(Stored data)

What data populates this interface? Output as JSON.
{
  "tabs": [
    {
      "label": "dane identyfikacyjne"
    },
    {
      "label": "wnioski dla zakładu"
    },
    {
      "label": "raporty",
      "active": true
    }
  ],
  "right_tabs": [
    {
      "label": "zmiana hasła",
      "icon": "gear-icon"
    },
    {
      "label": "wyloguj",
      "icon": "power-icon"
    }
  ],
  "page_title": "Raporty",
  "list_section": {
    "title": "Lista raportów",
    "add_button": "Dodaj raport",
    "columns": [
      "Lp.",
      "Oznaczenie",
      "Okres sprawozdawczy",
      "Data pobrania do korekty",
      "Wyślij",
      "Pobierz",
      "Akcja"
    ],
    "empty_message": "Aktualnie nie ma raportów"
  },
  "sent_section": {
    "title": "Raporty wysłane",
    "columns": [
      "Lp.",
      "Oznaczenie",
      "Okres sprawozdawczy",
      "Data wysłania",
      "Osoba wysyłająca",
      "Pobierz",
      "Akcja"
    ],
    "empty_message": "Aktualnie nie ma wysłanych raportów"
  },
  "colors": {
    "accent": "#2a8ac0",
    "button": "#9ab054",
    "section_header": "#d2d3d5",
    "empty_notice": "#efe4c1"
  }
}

** Written problem **
Nothing in the listing may be changed; retype it all exactly.

** Task answer **
What data populates this interface? Output as JSON.
{
  "tabs": [
    {
      "label": "dane identyfikacyjne"
    },
    {
      "label": "wnioski dla zakładu"
    },
    {
      "label": "raporty",
      "active": true
    }
  ],
  "right_tabs": [
    {
      "label": "zmiana hasła",
      "icon": "gear-icon"
    },
    {
      "label": "wyloguj",
      "icon": "power-icon"
    }
  ],
  "page_title": "Raporty",
  "list_section": {
    "title": "Lista raportów",
    "add_button": "Dodaj raport",
    "columns": [
      "Lp.",
      "Oznaczenie",
      "Okres sprawozdawczy",
      "Data pobrania do korekty",
      "Wyślij",
      "Pobierz",
      "Akcja"
    ],
    "empty_message": "Aktualnie nie ma raportów"
  },
  "sent_section": {
    "title": "Raporty wysłane",
    "columns": [
      "Lp.",
      "Oznaczenie",
      "Okres sprawozdawczy",
      "Data wysłania",
      "Osoba wysyłająca",
      "Pobierz",
      "Akcja"
    ],
    "empty_message": "Aktualnie nie ma wysłanych raportów"
  },
  "colors": {
    "accent": "#2a8ac0",
    "button": "#9ab054",
    "section_header": "#d2d3d5",
    "empty_notice": "#efe4c1"
  }
}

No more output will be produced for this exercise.